— START Records supplied —

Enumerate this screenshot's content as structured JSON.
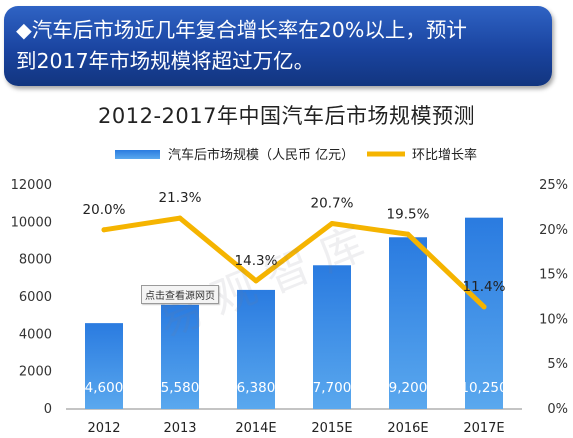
{
  "banner": {
    "line1": "◆汽车后市场近几年复合增长率在20%以上，预计",
    "line2": "到2017年市场规模将超过万亿。"
  },
  "watermark": "易观智库",
  "source_button": "点击查看源网页",
  "chart_data": {
    "type": "bar",
    "title": "2012-2017年中国汽车后市场规模预测",
    "categories": [
      "2012",
      "2013",
      "2014E",
      "2015E",
      "2016E",
      "2017E"
    ],
    "series": [
      {
        "name": "汽车后市场规模（人民币 亿元）",
        "type": "bar",
        "axis": "left",
        "values": [
          4600,
          5580,
          6380,
          7700,
          9200,
          10250
        ],
        "labels": [
          "4,600",
          "5,580",
          "6,380",
          "7,700",
          "9,200",
          "10,250"
        ],
        "color": "#2e7fd6"
      },
      {
        "name": "环比增长率",
        "type": "line",
        "axis": "right",
        "values": [
          20.0,
          21.3,
          14.3,
          20.7,
          19.5,
          11.4
        ],
        "labels": [
          "20.0%",
          "21.3%",
          "14.3%",
          "20.7%",
          "19.5%",
          "11.4%"
        ],
        "color": "#f5b400"
      }
    ],
    "y_left": {
      "ylim": [
        0,
        12000
      ],
      "ticks": [
        "0",
        "2000",
        "4000",
        "6000",
        "8000",
        "10000",
        "12000"
      ]
    },
    "y_right": {
      "ylim": [
        0,
        25
      ],
      "ticks": [
        "0%",
        "5%",
        "10%",
        "15%",
        "20%",
        "25%"
      ]
    },
    "legend": "top-center",
    "grid": false
  }
}
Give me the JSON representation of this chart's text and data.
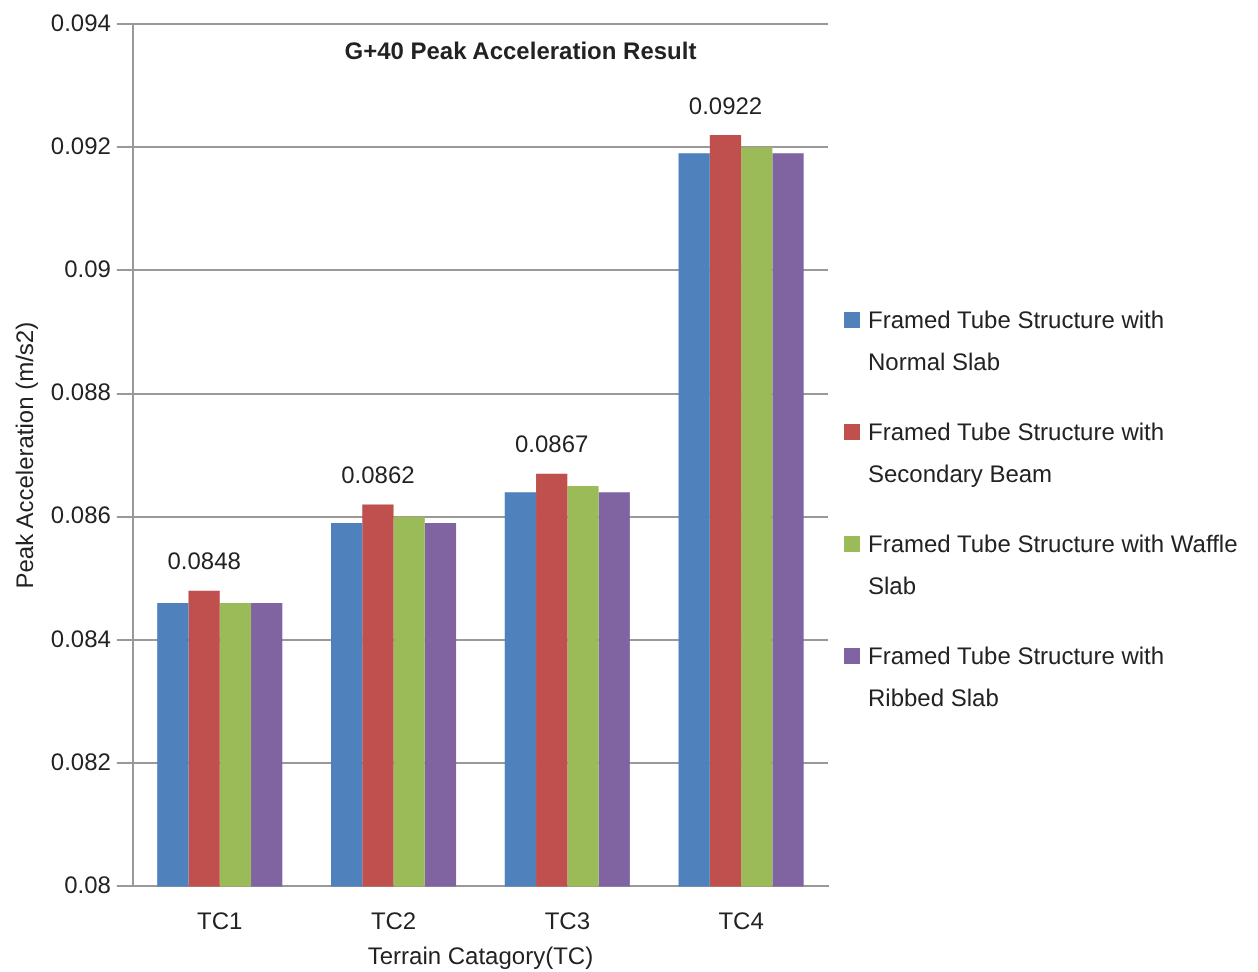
{
  "chart_data": {
    "type": "bar",
    "title": "G+40 Peak Acceleration Result",
    "xlabel": "Terrain Catagory(TC)",
    "ylabel": "Peak Acceleration (m/s2)",
    "categories": [
      "TC1",
      "TC2",
      "TC3",
      "TC4"
    ],
    "series": [
      {
        "name": "Framed Tube Structure with Normal Slab",
        "color": "#4f81bd",
        "values": [
          0.0846,
          0.0859,
          0.0864,
          0.0919
        ]
      },
      {
        "name": "Framed Tube Structure with Secondary Beam",
        "color": "#c0504d",
        "values": [
          0.0848,
          0.0862,
          0.0867,
          0.0922
        ],
        "value_labels": [
          "0.0848",
          "0.0862",
          "0.0867",
          "0.0922"
        ]
      },
      {
        "name": "Framed Tube Structure with Waffle Slab",
        "color": "#9bbb59",
        "values": [
          0.0846,
          0.086,
          0.0865,
          0.092
        ]
      },
      {
        "name": "Framed Tube Structure with Ribbed Slab",
        "color": "#8064a2",
        "values": [
          0.0846,
          0.0859,
          0.0864,
          0.0919
        ]
      }
    ],
    "ylim": [
      0.08,
      0.094
    ],
    "yticks": [
      0.08,
      0.082,
      0.084,
      0.086,
      0.088,
      0.09,
      0.092,
      0.094
    ],
    "grid": "y",
    "legend": "right"
  }
}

— END Records supplied —

> _What to do_:
Check every line of the material for the string "Peak" and give the number of lines that have it, without anything else.

> _Written response_:
2